Data excerpts:
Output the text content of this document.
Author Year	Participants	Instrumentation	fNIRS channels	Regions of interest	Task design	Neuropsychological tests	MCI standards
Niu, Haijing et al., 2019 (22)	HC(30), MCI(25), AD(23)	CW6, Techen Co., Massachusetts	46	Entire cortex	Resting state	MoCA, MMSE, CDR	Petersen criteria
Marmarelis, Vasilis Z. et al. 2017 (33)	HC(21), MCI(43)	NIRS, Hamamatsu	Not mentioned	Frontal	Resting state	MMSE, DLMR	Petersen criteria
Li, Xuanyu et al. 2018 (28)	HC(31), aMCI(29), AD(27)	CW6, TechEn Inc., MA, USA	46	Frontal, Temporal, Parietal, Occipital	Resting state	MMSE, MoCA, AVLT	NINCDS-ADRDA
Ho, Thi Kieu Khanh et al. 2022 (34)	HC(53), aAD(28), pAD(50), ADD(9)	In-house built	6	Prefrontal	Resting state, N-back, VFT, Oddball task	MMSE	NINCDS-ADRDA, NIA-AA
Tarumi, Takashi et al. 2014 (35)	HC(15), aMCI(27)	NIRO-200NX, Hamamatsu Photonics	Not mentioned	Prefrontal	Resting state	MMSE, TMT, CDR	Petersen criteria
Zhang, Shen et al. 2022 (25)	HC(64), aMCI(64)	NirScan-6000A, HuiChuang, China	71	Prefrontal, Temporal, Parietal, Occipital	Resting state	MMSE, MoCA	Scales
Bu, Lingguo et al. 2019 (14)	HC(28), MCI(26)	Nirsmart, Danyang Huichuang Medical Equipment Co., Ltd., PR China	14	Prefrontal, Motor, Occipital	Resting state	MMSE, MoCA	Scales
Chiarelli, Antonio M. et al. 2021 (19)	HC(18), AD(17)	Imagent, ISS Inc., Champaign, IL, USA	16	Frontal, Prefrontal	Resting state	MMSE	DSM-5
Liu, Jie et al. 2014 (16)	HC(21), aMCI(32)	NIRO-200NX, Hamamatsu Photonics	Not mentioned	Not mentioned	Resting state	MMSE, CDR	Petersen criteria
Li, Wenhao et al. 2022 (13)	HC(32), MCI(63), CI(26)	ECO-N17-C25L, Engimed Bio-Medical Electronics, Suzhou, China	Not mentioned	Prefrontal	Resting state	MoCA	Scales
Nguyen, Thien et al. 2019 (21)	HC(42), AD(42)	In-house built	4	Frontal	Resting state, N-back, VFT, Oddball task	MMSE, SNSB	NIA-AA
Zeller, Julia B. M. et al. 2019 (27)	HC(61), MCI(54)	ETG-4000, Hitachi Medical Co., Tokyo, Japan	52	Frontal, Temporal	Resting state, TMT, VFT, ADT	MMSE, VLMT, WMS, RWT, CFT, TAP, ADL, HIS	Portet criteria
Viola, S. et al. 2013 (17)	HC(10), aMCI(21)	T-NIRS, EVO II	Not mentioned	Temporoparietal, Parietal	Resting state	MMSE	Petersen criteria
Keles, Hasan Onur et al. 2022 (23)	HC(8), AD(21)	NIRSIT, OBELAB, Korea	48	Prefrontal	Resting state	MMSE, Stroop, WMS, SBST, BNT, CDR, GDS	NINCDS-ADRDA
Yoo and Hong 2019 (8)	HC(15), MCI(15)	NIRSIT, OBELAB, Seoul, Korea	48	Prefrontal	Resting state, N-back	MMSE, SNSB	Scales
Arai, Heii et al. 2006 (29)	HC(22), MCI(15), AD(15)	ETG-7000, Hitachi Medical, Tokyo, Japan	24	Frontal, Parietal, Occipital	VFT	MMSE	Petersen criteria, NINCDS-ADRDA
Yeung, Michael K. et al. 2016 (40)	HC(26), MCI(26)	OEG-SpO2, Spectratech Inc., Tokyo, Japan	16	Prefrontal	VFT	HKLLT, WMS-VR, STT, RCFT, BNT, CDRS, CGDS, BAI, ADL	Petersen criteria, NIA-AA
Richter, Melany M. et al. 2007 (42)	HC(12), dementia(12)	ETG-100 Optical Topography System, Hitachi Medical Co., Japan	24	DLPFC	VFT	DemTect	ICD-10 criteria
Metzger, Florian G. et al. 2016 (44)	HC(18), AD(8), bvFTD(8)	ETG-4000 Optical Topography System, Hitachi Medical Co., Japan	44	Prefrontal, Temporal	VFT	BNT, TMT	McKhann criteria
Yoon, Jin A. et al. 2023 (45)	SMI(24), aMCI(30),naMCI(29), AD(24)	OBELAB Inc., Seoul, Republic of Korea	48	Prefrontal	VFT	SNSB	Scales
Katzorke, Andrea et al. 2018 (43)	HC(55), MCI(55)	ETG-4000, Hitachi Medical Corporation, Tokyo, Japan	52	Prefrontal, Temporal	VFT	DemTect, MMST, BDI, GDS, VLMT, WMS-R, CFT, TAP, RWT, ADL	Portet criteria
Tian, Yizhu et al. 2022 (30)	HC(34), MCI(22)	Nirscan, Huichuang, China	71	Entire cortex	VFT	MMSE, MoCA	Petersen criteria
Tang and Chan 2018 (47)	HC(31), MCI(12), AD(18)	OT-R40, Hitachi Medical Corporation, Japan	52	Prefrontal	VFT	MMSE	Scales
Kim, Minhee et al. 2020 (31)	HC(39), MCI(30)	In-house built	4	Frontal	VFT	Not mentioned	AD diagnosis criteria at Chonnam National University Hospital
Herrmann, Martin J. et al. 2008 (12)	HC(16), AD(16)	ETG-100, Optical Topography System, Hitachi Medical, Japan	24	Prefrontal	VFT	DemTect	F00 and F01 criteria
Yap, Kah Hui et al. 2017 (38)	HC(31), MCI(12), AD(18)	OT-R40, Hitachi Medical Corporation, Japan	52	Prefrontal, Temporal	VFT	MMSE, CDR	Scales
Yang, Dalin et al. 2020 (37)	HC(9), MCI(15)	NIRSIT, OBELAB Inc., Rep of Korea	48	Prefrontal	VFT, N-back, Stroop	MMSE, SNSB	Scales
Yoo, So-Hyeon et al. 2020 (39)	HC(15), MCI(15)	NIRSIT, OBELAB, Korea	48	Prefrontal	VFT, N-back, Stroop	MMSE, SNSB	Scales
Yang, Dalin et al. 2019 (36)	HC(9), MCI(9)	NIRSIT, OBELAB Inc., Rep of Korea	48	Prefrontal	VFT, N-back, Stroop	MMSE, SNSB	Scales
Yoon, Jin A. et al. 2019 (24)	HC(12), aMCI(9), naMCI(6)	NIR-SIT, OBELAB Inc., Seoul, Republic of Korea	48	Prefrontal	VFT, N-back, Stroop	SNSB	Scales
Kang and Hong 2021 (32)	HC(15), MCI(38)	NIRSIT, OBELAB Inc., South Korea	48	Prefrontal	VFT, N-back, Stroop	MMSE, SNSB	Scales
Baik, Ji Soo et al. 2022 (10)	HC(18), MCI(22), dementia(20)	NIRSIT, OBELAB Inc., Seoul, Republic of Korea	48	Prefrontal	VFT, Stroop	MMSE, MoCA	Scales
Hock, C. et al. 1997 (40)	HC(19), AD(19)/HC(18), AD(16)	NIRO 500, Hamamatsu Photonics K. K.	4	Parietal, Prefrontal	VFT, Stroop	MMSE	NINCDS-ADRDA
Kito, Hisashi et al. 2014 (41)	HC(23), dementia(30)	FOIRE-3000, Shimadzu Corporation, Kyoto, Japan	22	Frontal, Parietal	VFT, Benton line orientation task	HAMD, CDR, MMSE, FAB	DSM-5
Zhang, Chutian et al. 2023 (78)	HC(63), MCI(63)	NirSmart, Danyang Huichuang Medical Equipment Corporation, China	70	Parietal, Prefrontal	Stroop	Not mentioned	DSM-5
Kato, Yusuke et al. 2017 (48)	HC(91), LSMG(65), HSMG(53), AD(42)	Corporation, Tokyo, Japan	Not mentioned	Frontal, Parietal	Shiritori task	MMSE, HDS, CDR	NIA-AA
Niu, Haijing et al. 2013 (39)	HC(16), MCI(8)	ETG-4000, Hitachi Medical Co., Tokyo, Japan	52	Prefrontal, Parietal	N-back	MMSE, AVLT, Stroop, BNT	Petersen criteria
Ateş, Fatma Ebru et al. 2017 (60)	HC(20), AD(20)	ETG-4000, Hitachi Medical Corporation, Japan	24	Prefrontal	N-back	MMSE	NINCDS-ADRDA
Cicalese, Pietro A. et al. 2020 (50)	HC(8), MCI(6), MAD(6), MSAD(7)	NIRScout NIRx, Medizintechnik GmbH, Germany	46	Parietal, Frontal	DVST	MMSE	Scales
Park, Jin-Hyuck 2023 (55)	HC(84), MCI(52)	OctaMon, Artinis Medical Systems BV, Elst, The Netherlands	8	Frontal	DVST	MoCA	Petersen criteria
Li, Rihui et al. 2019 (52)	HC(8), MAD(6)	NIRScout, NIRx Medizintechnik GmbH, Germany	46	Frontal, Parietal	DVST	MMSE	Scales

Exercise: Using the listing above, show each line holding the string "Dalin".

Complete response:
Yang, Dalin et al. 2020 (37)	HC(9), MCI(15)	NIRSIT, OBELAB Inc., Rep of Korea	48	Prefrontal	VFT, N-back, Stroop	MMSE, SNSB	Scales
Yang, Dalin et al. 2019 (36)	HC(9), MCI(9)	NIRSIT, OBELAB Inc., Rep of Korea	48	Prefrontal	VFT, N-back, Stroop	MMSE, SNSB	Scales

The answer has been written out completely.